◆ Exercise
Rename "differential resistance" as "small-signal resistance" in the FET biasing excerpt, from "I have attached" up to and including "So, quite non-linear.", and write out that passage.

**** Page excerpt

However, it works best if you can bias the FET's with DC values. I would also like to point out that the FET's in IC are way different than the IRF530's which another user simulated. Those are power FET's and completely different beasts from the FET's on an IC.

I have attached a simulation showing the setup you have now. The FET's are just ideal models, you would need to include the actual models into your sim. I plotted V-I (straight line implies linear resistance) on the right side, you can see it's not perfectly linear. This is because hooked up like that the FET acts as a square law device. VGS = VDS, the FET is in saturation, and:

$$ I_d = A*(V_{gs}-V_t)^2 $$

If you take the differential resistance as dV/dI:

$$ dI/dV = R_d = \frac{1}{2A(V_{gs}-V_t)} $$

So, quite non-linear.

square law rdiff

If instead you bias with a constant VGS, you can keep the FET in the "ohmic" or linear region. I didn't spend much time but you can see the idea from the simulations below.

********
**** Data section

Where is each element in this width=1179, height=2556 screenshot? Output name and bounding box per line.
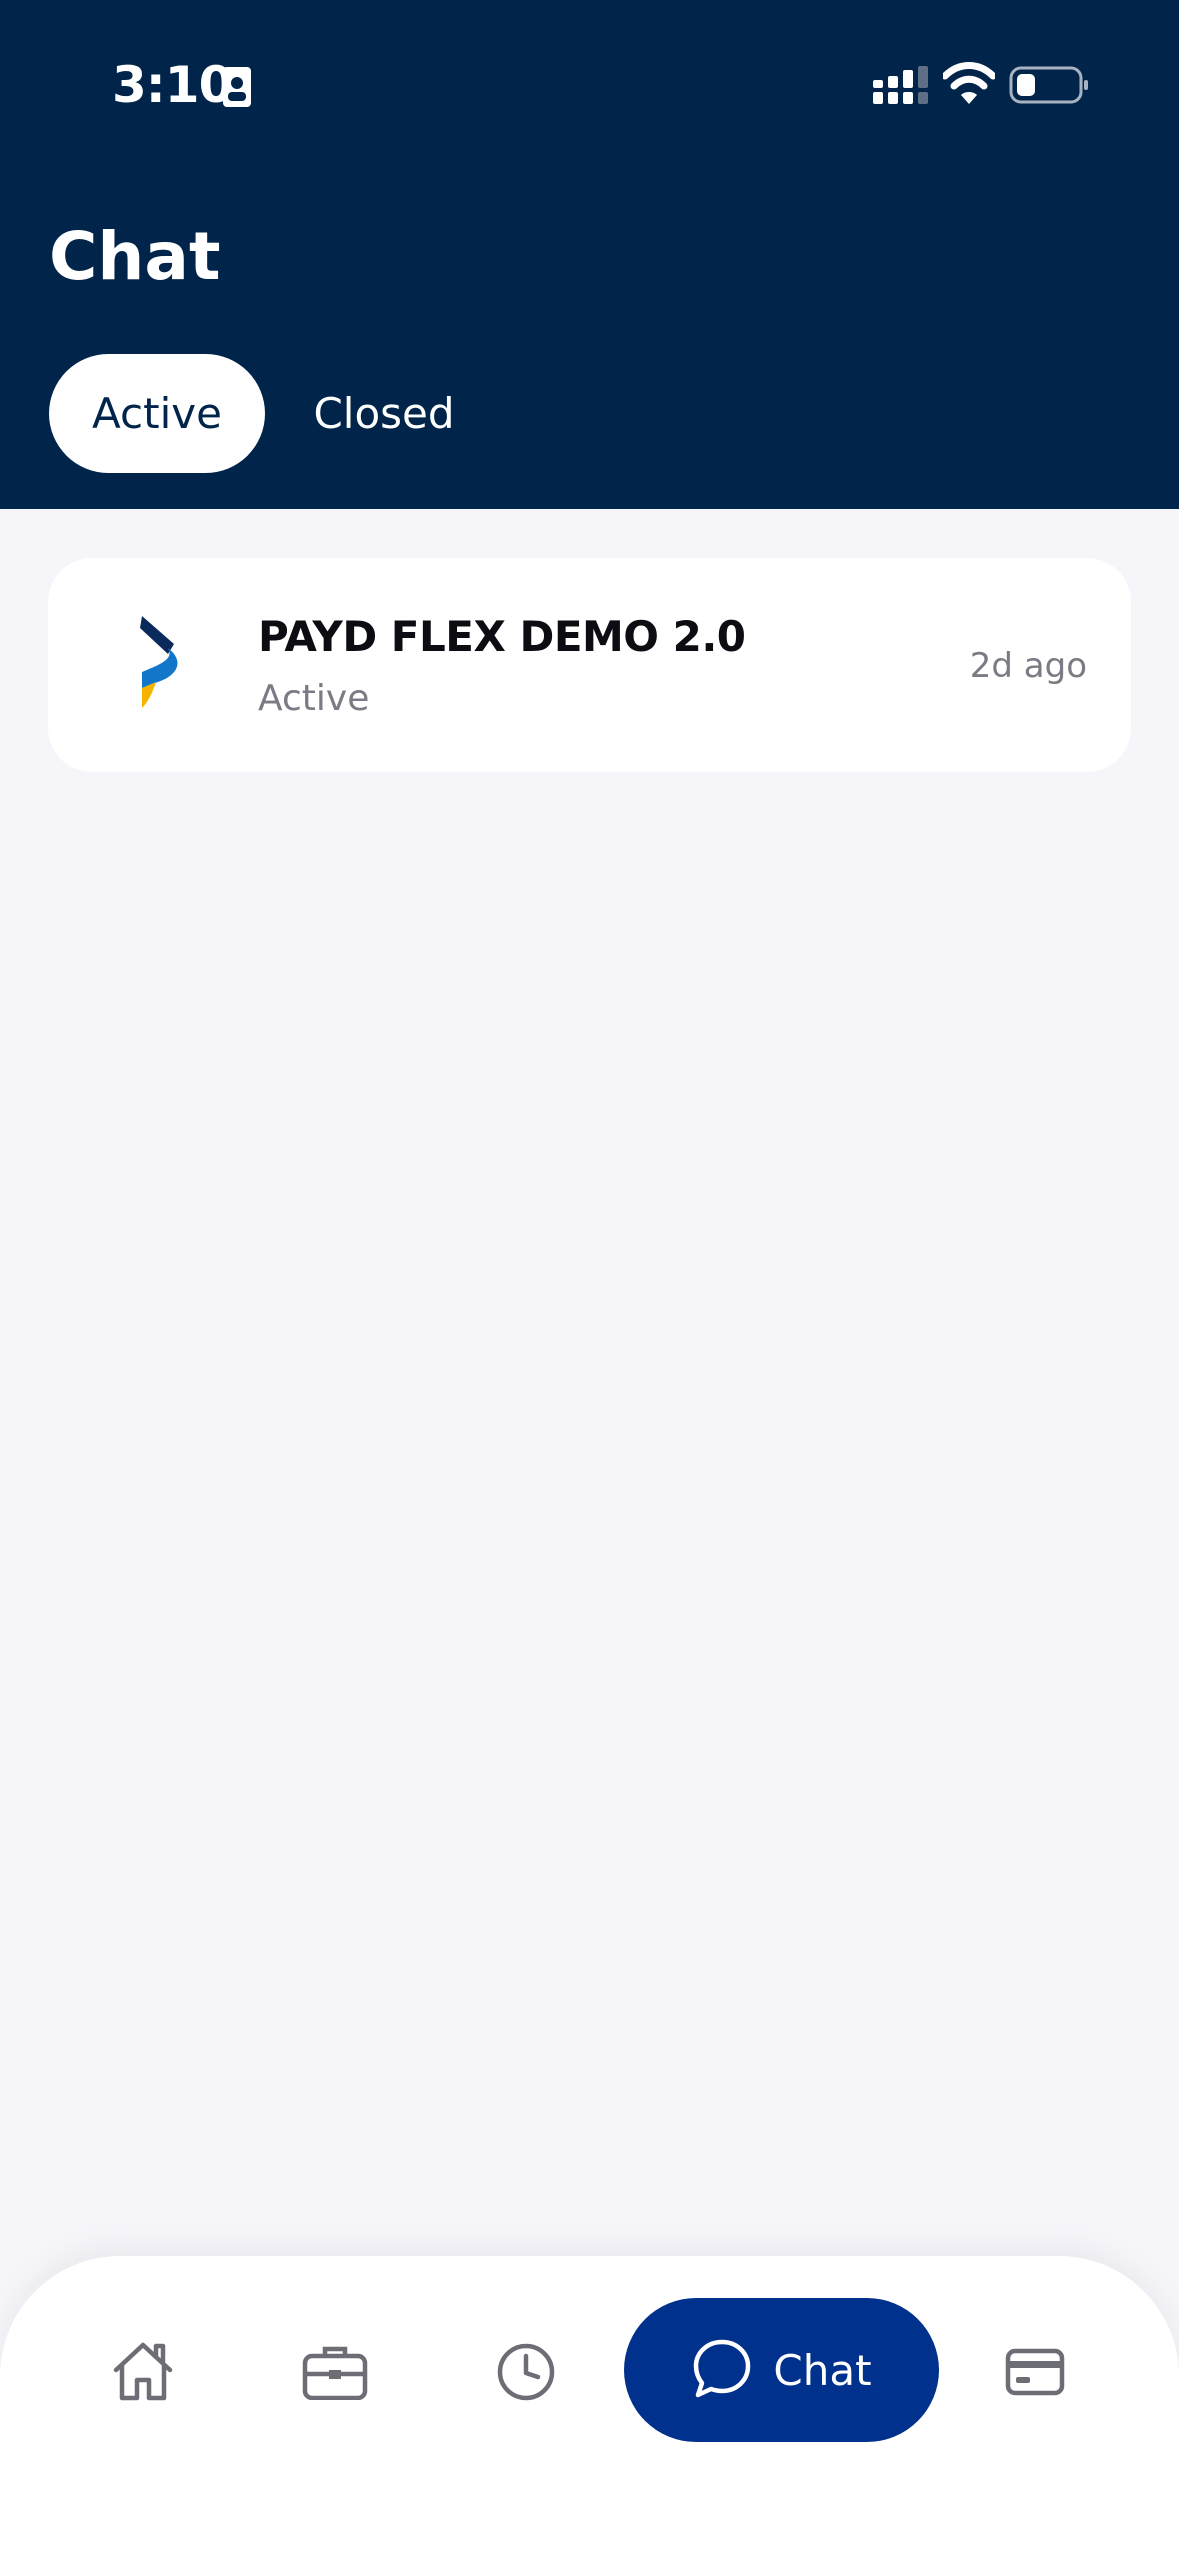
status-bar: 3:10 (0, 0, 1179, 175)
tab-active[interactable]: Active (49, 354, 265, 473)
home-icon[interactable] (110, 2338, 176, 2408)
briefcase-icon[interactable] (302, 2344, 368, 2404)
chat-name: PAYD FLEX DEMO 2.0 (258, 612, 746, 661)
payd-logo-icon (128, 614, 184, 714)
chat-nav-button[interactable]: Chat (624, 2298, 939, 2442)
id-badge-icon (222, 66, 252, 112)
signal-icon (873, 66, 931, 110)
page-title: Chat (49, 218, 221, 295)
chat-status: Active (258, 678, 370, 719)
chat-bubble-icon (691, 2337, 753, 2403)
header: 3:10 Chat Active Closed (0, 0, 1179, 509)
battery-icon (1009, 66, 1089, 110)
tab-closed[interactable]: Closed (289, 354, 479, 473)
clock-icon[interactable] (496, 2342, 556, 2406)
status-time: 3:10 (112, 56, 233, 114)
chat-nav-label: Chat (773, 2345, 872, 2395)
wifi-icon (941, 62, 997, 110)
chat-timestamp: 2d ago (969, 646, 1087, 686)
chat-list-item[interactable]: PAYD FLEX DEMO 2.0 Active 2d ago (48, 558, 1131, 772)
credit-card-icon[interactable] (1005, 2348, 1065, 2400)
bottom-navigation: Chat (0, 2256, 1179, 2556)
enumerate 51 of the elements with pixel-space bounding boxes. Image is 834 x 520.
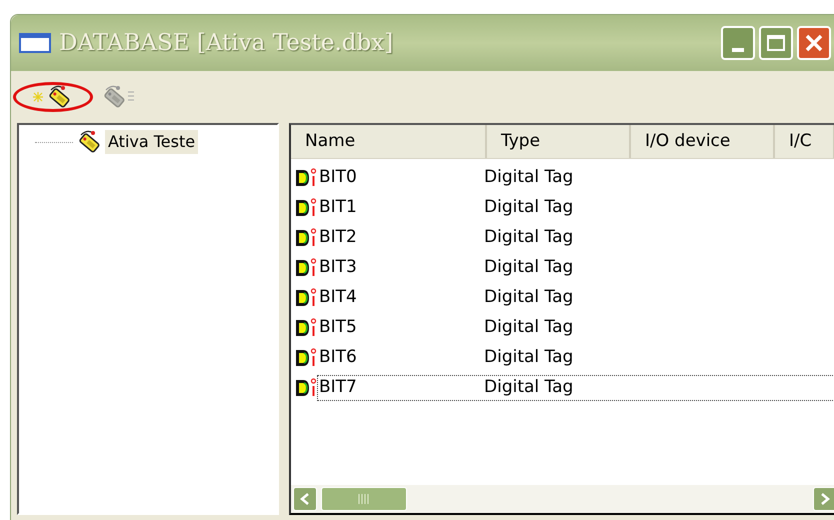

********
**** Data section

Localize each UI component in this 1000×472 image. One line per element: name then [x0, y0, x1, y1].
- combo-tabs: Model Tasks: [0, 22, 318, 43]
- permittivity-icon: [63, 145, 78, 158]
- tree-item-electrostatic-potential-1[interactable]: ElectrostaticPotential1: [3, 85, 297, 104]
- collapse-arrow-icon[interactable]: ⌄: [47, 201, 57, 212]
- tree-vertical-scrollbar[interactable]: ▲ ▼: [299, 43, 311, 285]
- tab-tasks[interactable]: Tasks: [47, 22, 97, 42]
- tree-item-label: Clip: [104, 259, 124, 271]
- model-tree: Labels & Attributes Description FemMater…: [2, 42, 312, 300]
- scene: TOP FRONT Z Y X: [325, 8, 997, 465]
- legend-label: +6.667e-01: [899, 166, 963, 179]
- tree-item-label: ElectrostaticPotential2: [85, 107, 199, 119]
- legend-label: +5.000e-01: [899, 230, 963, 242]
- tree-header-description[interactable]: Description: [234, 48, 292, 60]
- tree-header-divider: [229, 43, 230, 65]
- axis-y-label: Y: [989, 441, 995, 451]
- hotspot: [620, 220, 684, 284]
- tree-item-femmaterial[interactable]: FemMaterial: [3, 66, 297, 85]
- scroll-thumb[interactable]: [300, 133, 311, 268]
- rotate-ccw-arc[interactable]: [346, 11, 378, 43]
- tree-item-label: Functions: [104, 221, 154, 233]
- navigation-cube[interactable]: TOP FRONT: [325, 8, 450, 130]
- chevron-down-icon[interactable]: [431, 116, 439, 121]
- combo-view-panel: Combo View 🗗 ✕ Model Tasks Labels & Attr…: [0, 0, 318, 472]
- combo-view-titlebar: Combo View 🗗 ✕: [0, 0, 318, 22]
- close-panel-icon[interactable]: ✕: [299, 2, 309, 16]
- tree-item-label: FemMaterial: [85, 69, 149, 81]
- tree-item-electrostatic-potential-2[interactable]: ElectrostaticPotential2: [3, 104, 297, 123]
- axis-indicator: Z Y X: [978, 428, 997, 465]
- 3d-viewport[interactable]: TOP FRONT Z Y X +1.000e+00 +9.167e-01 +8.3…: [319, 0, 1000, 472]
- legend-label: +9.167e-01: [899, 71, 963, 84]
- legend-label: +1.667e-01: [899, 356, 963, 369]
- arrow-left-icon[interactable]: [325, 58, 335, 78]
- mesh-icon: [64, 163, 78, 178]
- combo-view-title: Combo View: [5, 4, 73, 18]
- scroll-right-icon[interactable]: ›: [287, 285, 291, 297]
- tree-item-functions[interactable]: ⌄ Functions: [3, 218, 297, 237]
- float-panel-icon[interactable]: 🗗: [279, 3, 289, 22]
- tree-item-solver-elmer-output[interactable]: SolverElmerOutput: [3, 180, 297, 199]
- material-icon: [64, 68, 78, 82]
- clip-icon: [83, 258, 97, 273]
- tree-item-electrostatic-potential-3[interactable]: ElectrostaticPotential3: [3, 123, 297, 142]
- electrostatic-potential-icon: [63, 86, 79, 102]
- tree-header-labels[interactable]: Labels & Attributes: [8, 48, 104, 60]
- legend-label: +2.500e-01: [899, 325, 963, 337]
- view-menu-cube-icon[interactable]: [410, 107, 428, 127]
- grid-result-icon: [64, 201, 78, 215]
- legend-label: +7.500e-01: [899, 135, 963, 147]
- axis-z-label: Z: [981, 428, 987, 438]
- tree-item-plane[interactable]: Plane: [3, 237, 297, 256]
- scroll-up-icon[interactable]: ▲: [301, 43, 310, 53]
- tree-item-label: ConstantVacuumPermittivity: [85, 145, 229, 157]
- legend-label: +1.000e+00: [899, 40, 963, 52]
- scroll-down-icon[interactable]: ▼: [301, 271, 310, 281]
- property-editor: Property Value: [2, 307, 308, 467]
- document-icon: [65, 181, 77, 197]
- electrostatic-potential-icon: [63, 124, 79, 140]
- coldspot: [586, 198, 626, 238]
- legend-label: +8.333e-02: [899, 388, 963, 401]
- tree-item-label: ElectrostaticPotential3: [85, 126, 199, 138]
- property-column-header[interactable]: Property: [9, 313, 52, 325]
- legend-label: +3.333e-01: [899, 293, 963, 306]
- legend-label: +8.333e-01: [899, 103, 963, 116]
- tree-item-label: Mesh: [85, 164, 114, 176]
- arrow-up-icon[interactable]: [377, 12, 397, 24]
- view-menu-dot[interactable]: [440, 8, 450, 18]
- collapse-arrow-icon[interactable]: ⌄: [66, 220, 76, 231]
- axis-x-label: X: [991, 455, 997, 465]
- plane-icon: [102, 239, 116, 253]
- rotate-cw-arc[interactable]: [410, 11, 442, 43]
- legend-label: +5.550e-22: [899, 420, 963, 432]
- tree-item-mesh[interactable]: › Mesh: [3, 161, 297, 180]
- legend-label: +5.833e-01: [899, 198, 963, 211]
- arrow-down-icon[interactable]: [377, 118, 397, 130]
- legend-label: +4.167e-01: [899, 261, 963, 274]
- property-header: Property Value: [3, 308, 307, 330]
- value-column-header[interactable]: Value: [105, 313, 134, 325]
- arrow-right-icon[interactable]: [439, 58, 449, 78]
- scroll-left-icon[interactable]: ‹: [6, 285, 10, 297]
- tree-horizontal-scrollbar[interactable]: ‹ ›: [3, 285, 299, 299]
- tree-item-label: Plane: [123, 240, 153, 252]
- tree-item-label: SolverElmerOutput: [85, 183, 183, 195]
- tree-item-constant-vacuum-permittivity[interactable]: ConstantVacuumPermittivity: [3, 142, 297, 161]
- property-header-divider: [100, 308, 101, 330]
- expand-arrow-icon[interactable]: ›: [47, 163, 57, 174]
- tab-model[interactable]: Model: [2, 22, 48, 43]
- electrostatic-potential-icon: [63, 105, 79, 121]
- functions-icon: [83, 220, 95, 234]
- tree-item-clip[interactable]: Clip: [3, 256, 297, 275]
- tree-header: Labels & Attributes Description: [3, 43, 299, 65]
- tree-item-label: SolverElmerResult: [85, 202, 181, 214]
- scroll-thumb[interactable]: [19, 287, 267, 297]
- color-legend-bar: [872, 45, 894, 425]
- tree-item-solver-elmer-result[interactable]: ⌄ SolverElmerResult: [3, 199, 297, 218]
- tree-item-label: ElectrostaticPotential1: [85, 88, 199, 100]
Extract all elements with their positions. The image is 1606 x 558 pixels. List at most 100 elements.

********

◆ Written response
I have attached a simulation showing the setup you have now. The FET's are just ideal models, you would need to include the actual models into your sim. I plotted V-I (straight line implies linear resistance) on the right side, you can see it's not perfectly linear. This is because hooked up like that the FET acts as a square law device. VGS = VDS, the FET is in saturation, and:

$$ I_d = A*(V_{gs}-V_t)^2 $$

If you take the small-signal resistance as dV/dI:

$$ dI/dV = R_d = \frac{1}{2A(V_{gs}-V_t)} $$

So, quite non-linear.